Aim:
Could you write out the records below exactly as they appear, leaving out any pictures?
Begin Given data
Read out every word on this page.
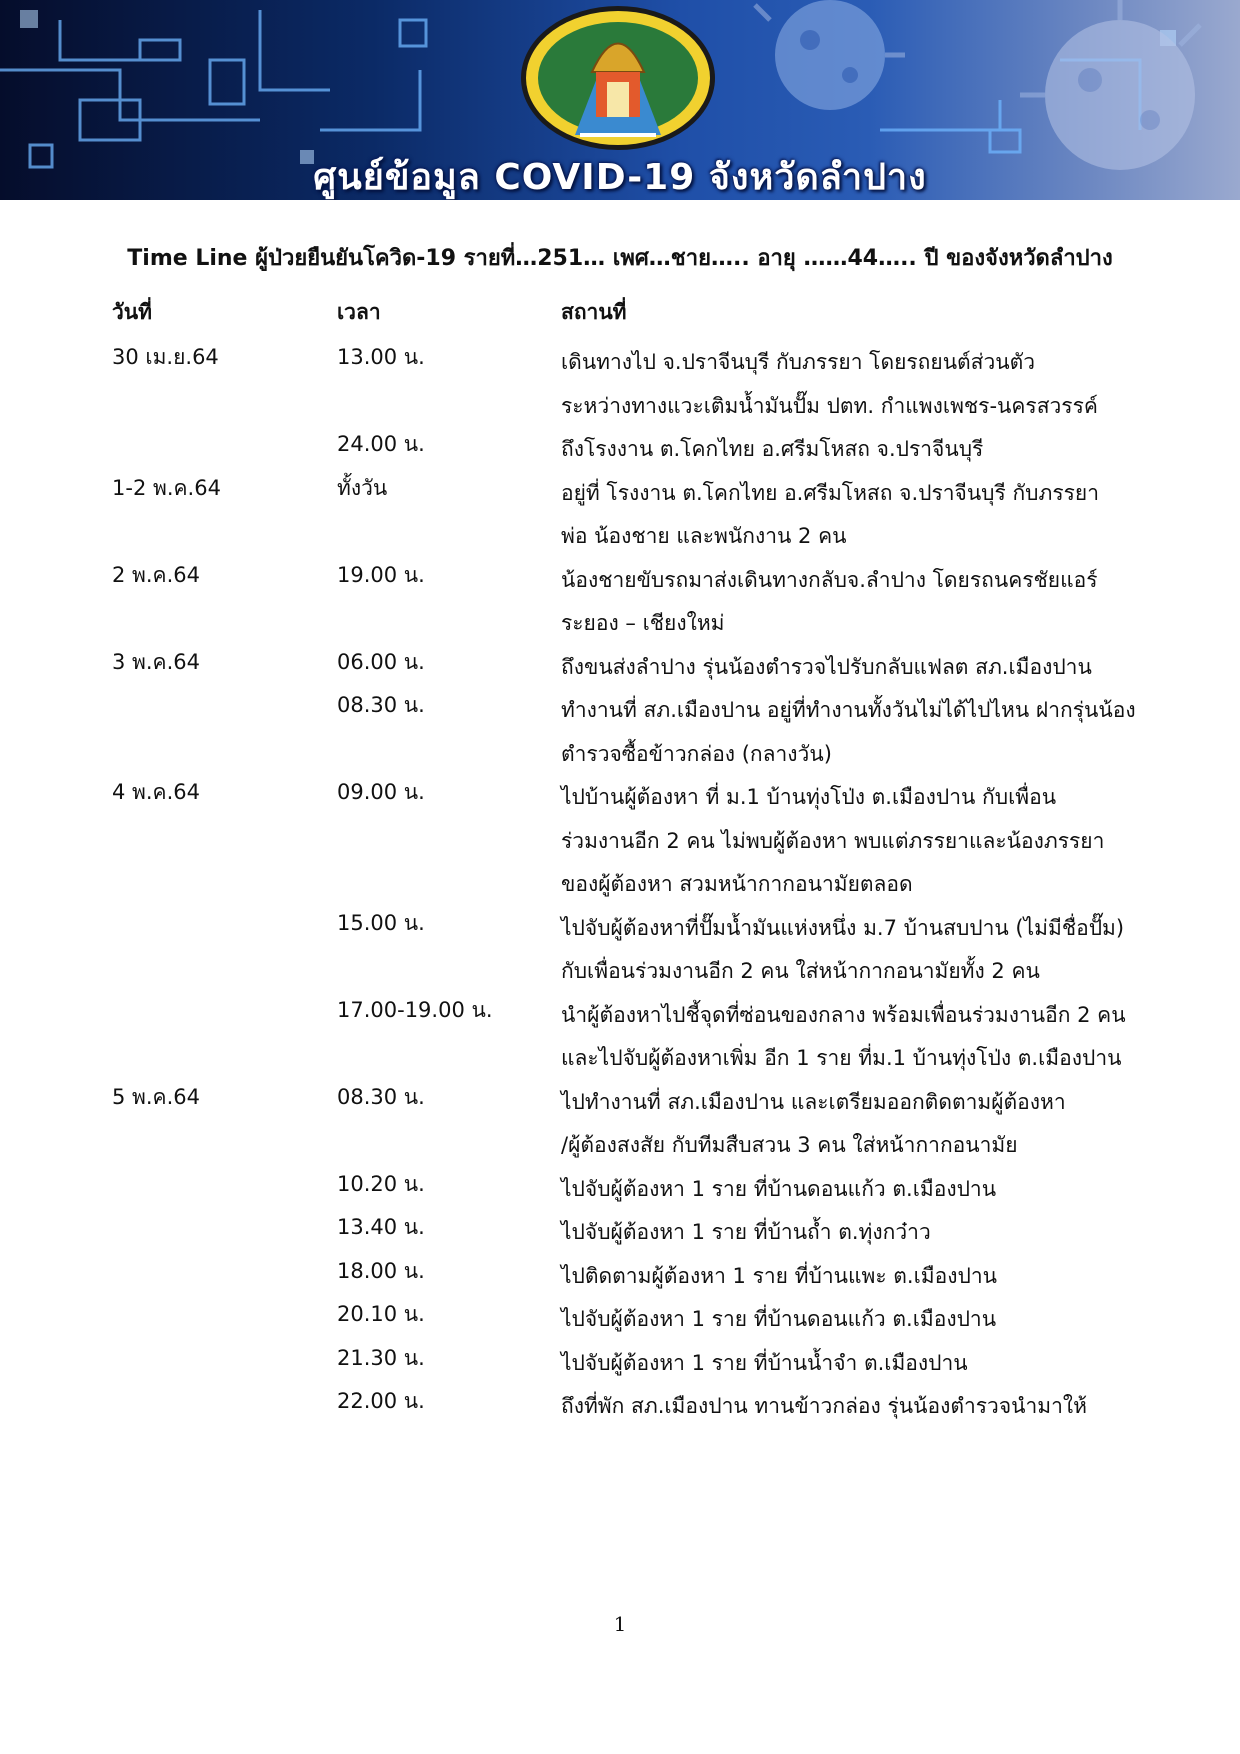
ศูนย์ข้อมูล COVID-19 จังหวัดลำปาง
Time Line ผู้ป่วยยืนยันโควิด-19 รายที่…251… เพศ…ชาย….. อายุ ……44….. ปี ของจังหวัดลำปาง
วันที่	เวลา	สถานที่
30 เม.ย.64	13.00 น.	เดินทางไป จ.ปราจีนบุรี กับภรรยา โดยรถยนต์ส่วนตัว
ระหว่างทางแวะเติมน้ำมันปั๊ม ปตท. กำแพงเพชร-นครสวรรค์
24.00 น.	ถึงโรงงาน ต.โคกไทย อ.ศรีมโหสถ จ.ปราจีนบุรี
1-2 พ.ค.64	ทั้งวัน	อยู่ที่ โรงงาน ต.โคกไทย อ.ศรีมโหสถ จ.ปราจีนบุรี กับภรรยา
พ่อ น้องชาย และพนักงาน 2 คน
2 พ.ค.64	19.00 น.	น้องชายขับรถมาส่งเดินทางกลับจ.ลำปาง โดยรถนครชัยแอร์
ระยอง – เชียงใหม่
3 พ.ค.64	06.00 น.	ถึงขนส่งลำปาง รุ่นน้องตำรวจไปรับกลับแฟลต สภ.เมืองปาน
08.30 น.	ทำงานที่ สภ.เมืองปาน อยู่ที่ทำงานทั้งวันไม่ได้ไปไหน ฝากรุ่นน้อง
ตำรวจซื้อข้าวกล่อง (กลางวัน)
4 พ.ค.64	09.00 น.	ไปบ้านผู้ต้องหา ที่ ม.1 บ้านทุ่งโป่ง ต.เมืองปาน กับเพื่อน
ร่วมงานอีก 2 คน ไม่พบผู้ต้องหา พบแต่ภรรยาและน้องภรรยา
ของผู้ต้องหา สวมหน้ากากอนามัยตลอด
15.00 น.	ไปจับผู้ต้องหาที่ปั๊มน้ำมันแห่งหนึ่ง ม.7 บ้านสบปาน (ไม่มีชื่อปั๊ม)
กับเพื่อนร่วมงานอีก 2 คน ใส่หน้ากากอนามัยทั้ง 2 คน
17.00-19.00 น.	นำผู้ต้องหาไปชี้จุดที่ซ่อนของกลาง พร้อมเพื่อนร่วมงานอีก 2 คน
และไปจับผู้ต้องหาเพิ่ม อีก 1 ราย ที่ม.1 บ้านทุ่งโป่ง ต.เมืองปาน
5 พ.ค.64	08.30 น.	ไปทำงานที่ สภ.เมืองปาน และเตรียมออกติดตามผู้ต้องหา
/ผู้ต้องสงสัย กับทีมสืบสวน 3 คน ใส่หน้ากากอนามัย
10.20 น.	ไปจับผู้ต้องหา 1 ราย ที่บ้านดอนแก้ว ต.เมืองปาน
13.40 น.	ไปจับผู้ต้องหา 1 ราย ที่บ้านถ้ำ ต.ทุ่งกว๋าว
18.00 น.	ไปติดตามผู้ต้องหา 1 ราย ที่บ้านแพะ ต.เมืองปาน
20.10 น.	ไปจับผู้ต้องหา 1 ราย ที่บ้านดอนแก้ว ต.เมืองปาน
21.30 น.	ไปจับผู้ต้องหา 1 ราย ที่บ้านน้ำจำ ต.เมืองปาน
22.00 น.	ถึงที่พัก สภ.เมืองปาน ทานข้าวกล่อง รุ่นน้องตำรวจนำมาให้
1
End Given data
Written reply:
Read out every word on this page.
ศูนย์ข้อมูล COVID-19 จังหวัดลำปาง
Time Line ผู้ป่วยยืนยันโควิด-19 รายที่…251… เพศ…ชาย….. อายุ ……44….. ปี ของจังหวัดลำปาง
วันที่	เวลา	สถานที่
30 เม.ย.64	13.00 น.	เดินทางไป จ.ปราจีนบุรี กับภรรยา โดยรถยนต์ส่วนตัว
ระหว่างทางแวะเติมน้ำมันปั๊ม ปตท. กำแพงเพชร-นครสวรรค์
24.00 น.	ถึงโรงงาน ต.โคกไทย อ.ศรีมโหสถ จ.ปราจีนบุรี
1-2 พ.ค.64	ทั้งวัน	อยู่ที่ โรงงาน ต.โคกไทย อ.ศรีมโหสถ จ.ปราจีนบุรี กับภรรยา
พ่อ น้องชาย และพนักงาน 2 คน
2 พ.ค.64	19.00 น.	น้องชายขับรถมาส่งเดินทางกลับจ.ลำปาง โดยรถนครชัยแอร์
ระยอง – เชียงใหม่
3 พ.ค.64	06.00 น.	ถึงขนส่งลำปาง รุ่นน้องตำรวจไปรับกลับแฟลต สภ.เมืองปาน
08.30 น.	ทำงานที่ สภ.เมืองปาน อยู่ที่ทำงานทั้งวันไม่ได้ไปไหน ฝากรุ่นน้อง
ตำรวจซื้อข้าวกล่อง (กลางวัน)
4 พ.ค.64	09.00 น.	ไปบ้านผู้ต้องหา ที่ ม.1 บ้านทุ่งโป่ง ต.เมืองปาน กับเพื่อน
ร่วมงานอีก 2 คน ไม่พบผู้ต้องหา พบแต่ภรรยาและน้องภรรยา
ของผู้ต้องหา สวมหน้ากากอนามัยตลอด
15.00 น.	ไปจับผู้ต้องหาที่ปั๊มน้ำมันแห่งหนึ่ง ม.7 บ้านสบปาน (ไม่มีชื่อปั๊ม)
กับเพื่อนร่วมงานอีก 2 คน ใส่หน้ากากอนามัยทั้ง 2 คน
17.00-19.00 น.	นำผู้ต้องหาไปชี้จุดที่ซ่อนของกลาง พร้อมเพื่อนร่วมงานอีก 2 คน
และไปจับผู้ต้องหาเพิ่ม อีก 1 ราย ที่ม.1 บ้านทุ่งโป่ง ต.เมืองปาน
5 พ.ค.64	08.30 น.	ไปทำงานที่ สภ.เมืองปาน และเตรียมออกติดตามผู้ต้องหา
/ผู้ต้องสงสัย กับทีมสืบสวน 3 คน ใส่หน้ากากอนามัย
10.20 น.	ไปจับผู้ต้องหา 1 ราย ที่บ้านดอนแก้ว ต.เมืองปาน
13.40 น.	ไปจับผู้ต้องหา 1 ราย ที่บ้านถ้ำ ต.ทุ่งกว๋าว
18.00 น.	ไปติดตามผู้ต้องหา 1 ราย ที่บ้านแพะ ต.เมืองปาน
20.10 น.	ไปจับผู้ต้องหา 1 ราย ที่บ้านดอนแก้ว ต.เมืองปาน
21.30 น.	ไปจับผู้ต้องหา 1 ราย ที่บ้านน้ำจำ ต.เมืองปาน
22.00 น.	ถึงที่พัก สภ.เมืองปาน ทานข้าวกล่อง รุ่นน้องตำรวจนำมาให้
1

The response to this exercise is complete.